• Instruction
Revise everything from the line containing "data-line-difference-in-states [77,37,576,345]" down to the line containing "x-tick-label: 0 [75,357,82,370]", putting "Total Difference" in place of "Absolute Difference" and leaving the rest unchanged. Return only those lines.

--- Start Records for processing ---

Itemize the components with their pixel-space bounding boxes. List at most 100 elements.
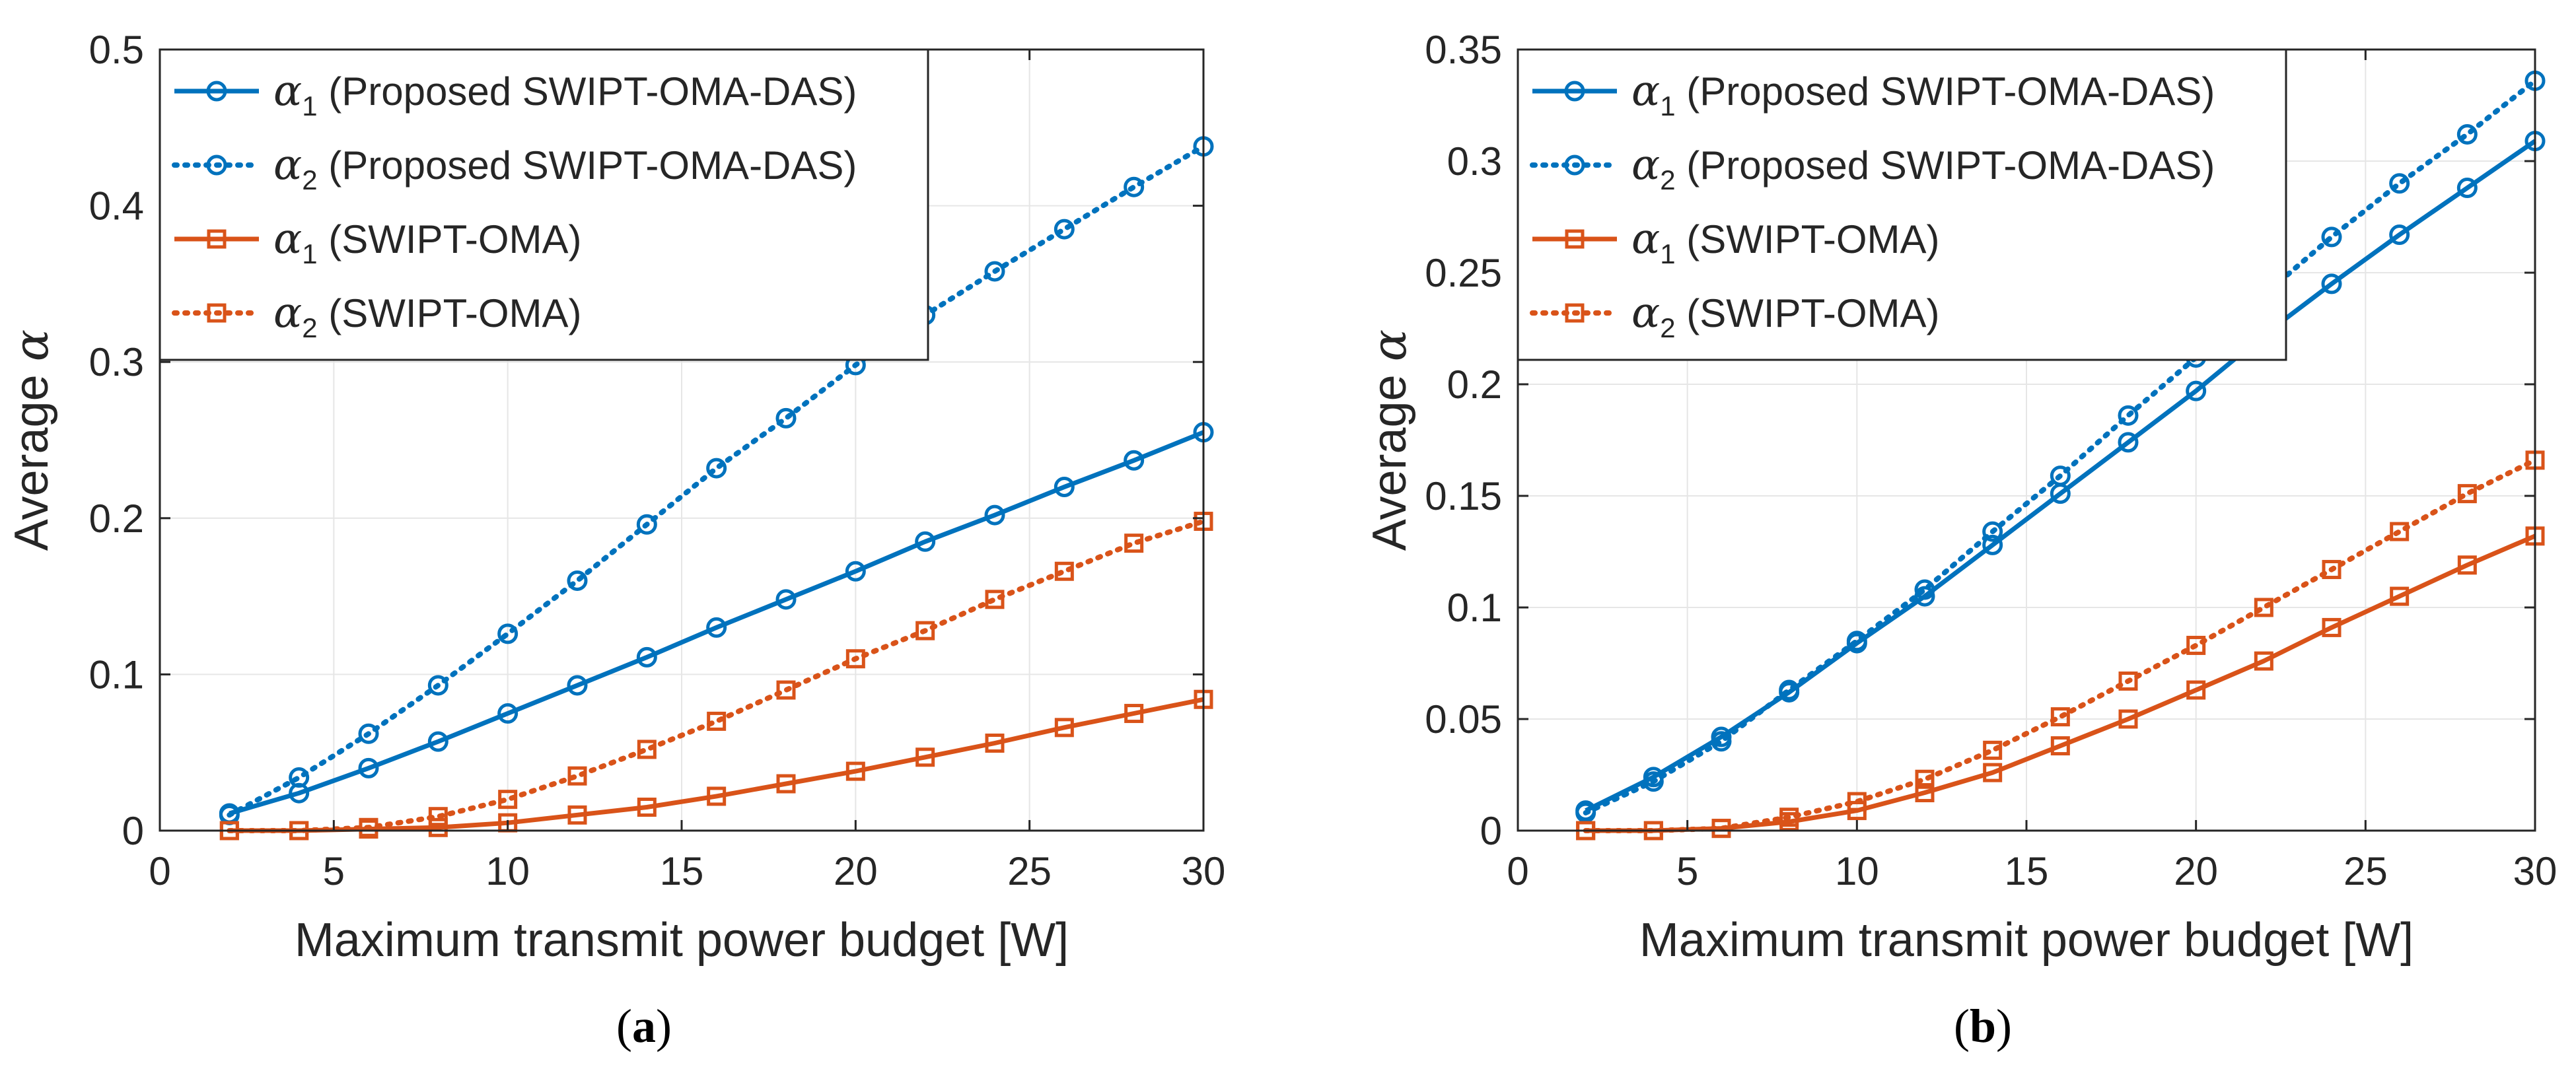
legend-entry-label: α1 (SWIPT-OMA) bbox=[273, 215, 582, 269]
data-point-marker bbox=[707, 711, 727, 731]
series-line-2 bbox=[227, 143, 1206, 818]
y-tick-label: 0 bbox=[1480, 809, 1502, 853]
legend-marker bbox=[207, 229, 227, 249]
legend-entry-label: α2 (Proposed SWIPT-OMA-DAS) bbox=[1631, 141, 2215, 195]
data-point-marker bbox=[2389, 224, 2410, 246]
data-point-marker bbox=[2118, 432, 2139, 453]
y-tick-label: 0.25 bbox=[1425, 251, 1502, 295]
y-axis-label: Average α bbox=[3, 329, 59, 551]
data-point-marker bbox=[2390, 522, 2410, 541]
data-point-marker bbox=[2118, 405, 2139, 426]
data-point-marker bbox=[1054, 561, 1074, 581]
y-tick-label: 0.1 bbox=[89, 652, 144, 697]
data-point-marker bbox=[498, 790, 518, 809]
x-tick-label: 0 bbox=[1507, 849, 1528, 893]
data-point-marker bbox=[984, 261, 1005, 282]
data-point-marker bbox=[2389, 173, 2410, 194]
data-point-marker bbox=[2321, 226, 2342, 248]
data-point-marker bbox=[1982, 521, 2003, 542]
legend: α1 (Proposed SWIPT-OMA-DAS) α2 (Proposed … bbox=[159, 48, 929, 361]
x-tick-label: 5 bbox=[323, 849, 345, 893]
legend-box bbox=[1517, 48, 2287, 361]
panel-caption: (a) bbox=[616, 1000, 672, 1052]
legend-marker bbox=[1565, 229, 1585, 249]
series-line-2 bbox=[1583, 78, 2538, 815]
data-point-marker bbox=[1914, 579, 1935, 600]
y-tick-label: 0.4 bbox=[89, 184, 144, 228]
data-point-marker bbox=[1643, 771, 1664, 792]
data-point-marker bbox=[1846, 631, 1867, 652]
panel-caption: (b) bbox=[1954, 1000, 2012, 1052]
x-tick-label: 25 bbox=[1007, 849, 1052, 893]
x-tick-label: 5 bbox=[1676, 849, 1698, 893]
data-point-marker bbox=[775, 407, 797, 429]
x-tick-label: 10 bbox=[485, 849, 530, 893]
x-axis-label: Maximum transmit power budget [W] bbox=[1639, 914, 2414, 967]
data-point-marker bbox=[845, 649, 865, 669]
data-point-marker bbox=[427, 675, 448, 696]
y-tick-label: 0 bbox=[122, 809, 144, 853]
data-point-marker bbox=[359, 817, 378, 837]
data-point-marker bbox=[1847, 792, 1867, 811]
data-point-marker bbox=[706, 458, 727, 479]
x-tick-label: 20 bbox=[834, 849, 878, 893]
data-point-marker bbox=[2457, 484, 2477, 504]
data-point-marker bbox=[2322, 560, 2342, 580]
legend-box bbox=[159, 48, 929, 361]
data-point-marker bbox=[2186, 635, 2206, 655]
data-point-marker bbox=[2186, 680, 2206, 700]
data-point-marker bbox=[637, 740, 657, 759]
data-point-marker bbox=[1054, 718, 1074, 738]
y-tick-label: 0.35 bbox=[1425, 28, 1502, 72]
data-point-marker bbox=[428, 807, 448, 827]
legend-entry-label: α2 (Proposed SWIPT-OMA-DAS) bbox=[273, 141, 857, 195]
data-point-marker bbox=[427, 731, 448, 752]
data-point-marker bbox=[2322, 617, 2342, 637]
data-point-marker bbox=[428, 817, 448, 837]
data-point-marker bbox=[358, 757, 379, 778]
y-tick-label: 0.2 bbox=[1447, 362, 1502, 407]
chart-panel-a: 0 5 10 15 20 25 30 0 0.1 0.2 0.3 0.4 0.5 Maximum tran… bbox=[3, 28, 1225, 1052]
legend-marker bbox=[206, 81, 227, 102]
x-tick-label: 25 bbox=[2343, 849, 2388, 893]
data-point-marker bbox=[2050, 707, 2070, 727]
data-point-marker bbox=[1124, 704, 1144, 724]
x-tick-label: 0 bbox=[149, 849, 170, 893]
series-line-4 bbox=[1583, 457, 2538, 833]
data-point-marker bbox=[1124, 534, 1144, 553]
legend-entry-label: α1 (Proposed SWIPT-OMA-DAS) bbox=[273, 67, 857, 121]
data-point-marker bbox=[2457, 555, 2477, 575]
data-point-marker bbox=[497, 623, 519, 644]
data-point-marker bbox=[2456, 123, 2478, 145]
data-point-marker bbox=[2254, 598, 2273, 617]
x-tick-label: 15 bbox=[660, 849, 704, 893]
data-point-marker bbox=[567, 766, 587, 786]
data-point-marker bbox=[358, 723, 379, 744]
data-point-marker bbox=[497, 703, 519, 724]
data-point-marker bbox=[1982, 534, 2003, 555]
legend-marker bbox=[1565, 303, 1585, 323]
data-point-marker bbox=[915, 747, 935, 767]
x-tick-label: 10 bbox=[1835, 849, 1879, 893]
y-tick-label: 0.05 bbox=[1425, 697, 1502, 741]
data-point-marker bbox=[1054, 476, 1075, 497]
data-point-marker bbox=[845, 761, 865, 781]
data-point-marker bbox=[1983, 740, 2003, 760]
data-point-marker bbox=[2118, 671, 2138, 691]
data-point-marker bbox=[2321, 273, 2342, 294]
legend: α1 (Proposed SWIPT-OMA-DAS) α2 (Proposed … bbox=[1517, 48, 2287, 361]
chart-panel-b: 0 5 10 15 20 25 30 0 0.05 0.1 0.15 0.2 0.25 0.3 0.35 Ma… bbox=[1361, 28, 2557, 1052]
data-point-marker bbox=[1124, 176, 1145, 197]
data-point-marker bbox=[984, 504, 1005, 526]
data-point-marker bbox=[1124, 450, 1145, 471]
data-point-marker bbox=[1915, 783, 1935, 803]
x-tick-label: 20 bbox=[2174, 849, 2218, 893]
x-tick-label: 15 bbox=[2005, 849, 2049, 893]
data-point-marker bbox=[567, 675, 588, 696]
data-point-marker bbox=[637, 798, 657, 817]
legend-marker bbox=[207, 303, 227, 323]
data-point-marker bbox=[707, 786, 727, 806]
data-point-marker bbox=[567, 805, 587, 825]
data-point-marker bbox=[1711, 731, 1732, 752]
data-point-marker bbox=[567, 570, 588, 591]
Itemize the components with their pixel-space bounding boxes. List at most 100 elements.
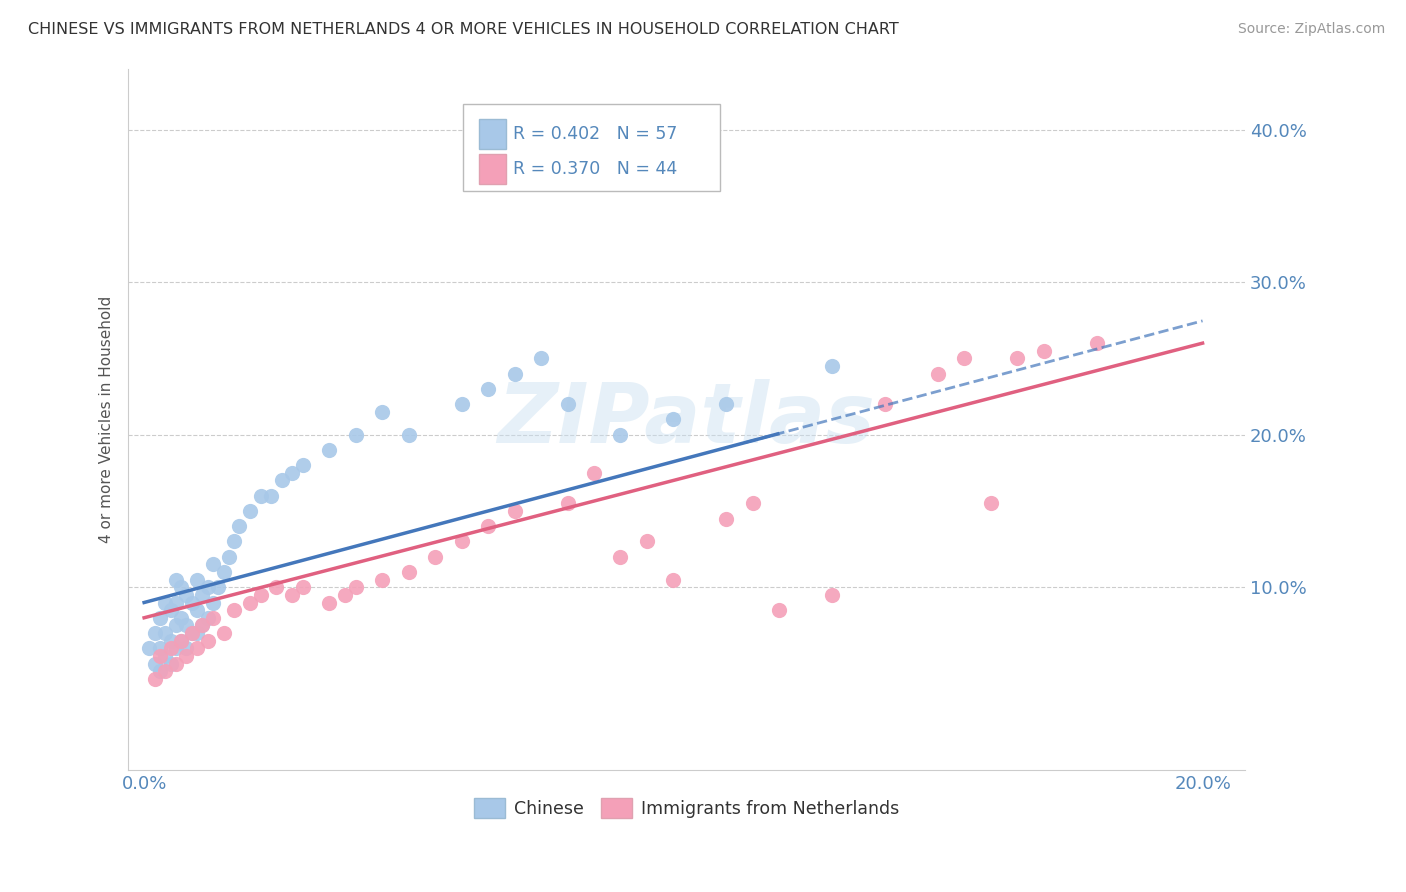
Point bbox=[344, 427, 367, 442]
Point bbox=[318, 595, 340, 609]
Point bbox=[165, 657, 187, 671]
Point bbox=[344, 580, 367, 594]
Point bbox=[953, 351, 976, 366]
Point bbox=[176, 618, 198, 632]
Point bbox=[768, 603, 790, 617]
Point bbox=[149, 648, 172, 663]
Point bbox=[291, 458, 314, 473]
Point bbox=[159, 641, 181, 656]
Point bbox=[609, 427, 631, 442]
Point bbox=[143, 672, 166, 686]
Point bbox=[662, 573, 685, 587]
Point bbox=[1007, 351, 1029, 366]
Point bbox=[318, 442, 340, 457]
Point bbox=[191, 618, 214, 632]
Point bbox=[143, 657, 166, 671]
Point bbox=[170, 611, 193, 625]
Point bbox=[201, 611, 224, 625]
Point bbox=[503, 367, 526, 381]
Point bbox=[186, 603, 208, 617]
Point bbox=[741, 496, 763, 510]
Point bbox=[450, 534, 472, 549]
Point bbox=[155, 648, 177, 663]
Point bbox=[228, 519, 250, 533]
Point bbox=[159, 657, 181, 671]
Point bbox=[716, 397, 738, 411]
Point bbox=[186, 641, 208, 656]
Legend: Chinese, Immigrants from Netherlands: Chinese, Immigrants from Netherlands bbox=[467, 791, 907, 825]
Point bbox=[335, 588, 357, 602]
Point bbox=[1085, 336, 1108, 351]
Point bbox=[716, 511, 738, 525]
Point bbox=[222, 603, 245, 617]
Point bbox=[249, 489, 271, 503]
Point bbox=[821, 359, 844, 373]
Point bbox=[450, 397, 472, 411]
Point bbox=[425, 549, 447, 564]
Point bbox=[170, 633, 193, 648]
Point bbox=[980, 496, 1002, 510]
Point bbox=[165, 595, 187, 609]
FancyBboxPatch shape bbox=[463, 103, 720, 192]
Point bbox=[873, 397, 896, 411]
Y-axis label: 4 or more Vehicles in Household: 4 or more Vehicles in Household bbox=[100, 296, 114, 543]
FancyBboxPatch shape bbox=[479, 154, 506, 184]
Point bbox=[159, 633, 181, 648]
Point bbox=[155, 595, 177, 609]
Point bbox=[249, 588, 271, 602]
Point bbox=[149, 611, 172, 625]
Point bbox=[530, 351, 553, 366]
Point bbox=[155, 626, 177, 640]
Point bbox=[398, 565, 420, 579]
Text: ZIPatlas: ZIPatlas bbox=[498, 379, 876, 460]
Point bbox=[239, 595, 262, 609]
FancyBboxPatch shape bbox=[479, 119, 506, 149]
Point bbox=[138, 641, 160, 656]
Point bbox=[636, 534, 658, 549]
Point bbox=[143, 626, 166, 640]
Point bbox=[201, 558, 224, 572]
Point bbox=[270, 474, 292, 488]
Point bbox=[582, 466, 605, 480]
Point bbox=[155, 664, 177, 678]
Point bbox=[149, 664, 172, 678]
Point bbox=[180, 595, 202, 609]
Point bbox=[176, 588, 198, 602]
Point bbox=[281, 588, 304, 602]
Point bbox=[165, 641, 187, 656]
Text: Source: ZipAtlas.com: Source: ZipAtlas.com bbox=[1237, 22, 1385, 37]
Point bbox=[149, 641, 172, 656]
Point bbox=[557, 496, 579, 510]
Text: R = 0.370   N = 44: R = 0.370 N = 44 bbox=[513, 160, 678, 178]
Point bbox=[266, 580, 288, 594]
Point bbox=[186, 626, 208, 640]
Point bbox=[212, 626, 235, 640]
Point bbox=[191, 588, 214, 602]
Point bbox=[398, 427, 420, 442]
Point bbox=[477, 382, 499, 396]
Point bbox=[1032, 343, 1054, 358]
Point bbox=[371, 405, 394, 419]
Point bbox=[260, 489, 283, 503]
Point bbox=[180, 626, 202, 640]
Point bbox=[165, 573, 187, 587]
Point bbox=[186, 573, 208, 587]
Point bbox=[159, 603, 181, 617]
Text: CHINESE VS IMMIGRANTS FROM NETHERLANDS 4 OR MORE VEHICLES IN HOUSEHOLD CORRELATI: CHINESE VS IMMIGRANTS FROM NETHERLANDS 4… bbox=[28, 22, 898, 37]
Point bbox=[821, 588, 844, 602]
Point bbox=[503, 504, 526, 518]
Point bbox=[176, 648, 198, 663]
Point bbox=[477, 519, 499, 533]
Point bbox=[191, 618, 214, 632]
Point bbox=[371, 573, 394, 587]
Point bbox=[662, 412, 685, 426]
Point bbox=[197, 580, 219, 594]
Point bbox=[170, 580, 193, 594]
Text: R = 0.402   N = 57: R = 0.402 N = 57 bbox=[513, 125, 678, 143]
Point bbox=[197, 611, 219, 625]
Point bbox=[212, 565, 235, 579]
Point bbox=[218, 549, 240, 564]
Point bbox=[201, 595, 224, 609]
Point bbox=[170, 633, 193, 648]
Point bbox=[180, 626, 202, 640]
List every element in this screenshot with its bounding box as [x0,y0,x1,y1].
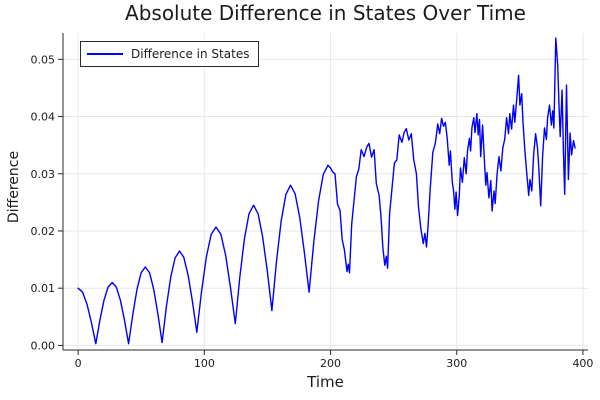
data-line-difference-in-states [77,37,576,345]
y-tick-label: 0.02 [31,225,56,238]
x-tick-label: 300 [446,357,467,370]
y-tick-label: 0.04 [31,111,56,124]
legend-box: Difference in States [80,41,260,67]
chart-title: Absolute Difference in States Over Time [125,1,526,25]
x-tick-label: 0 [75,357,82,370]
y-tick-label: 0.05 [31,53,56,66]
x-tick-label: 200 [320,357,341,370]
x-tick-label: 100 [194,357,215,370]
x-axis-label: Time [307,373,344,391]
legend-line-sample [87,53,123,55]
y-tick-label: 0.00 [31,339,56,352]
y-tick-label: 0.01 [31,282,56,295]
legend-label: Difference in States [131,47,250,61]
y-tick-label: 0.03 [31,168,56,181]
x-tick-label: 400 [572,357,593,370]
y-axis-label: Difference [6,150,22,224]
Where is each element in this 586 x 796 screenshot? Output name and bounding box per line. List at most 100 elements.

--- End Records for processing ---

• Answer below
data-line-difference-in-states [77,37,576,345]
y-tick-label: 0.02 [31,225,56,238]
x-tick-label: 300 [446,357,467,370]
y-tick-label: 0.04 [31,111,56,124]
legend-box: Difference in States [80,41,260,67]
chart-title: Total Difference in States Over Time [125,1,526,25]
x-tick-label: 0 [75,357,82,370]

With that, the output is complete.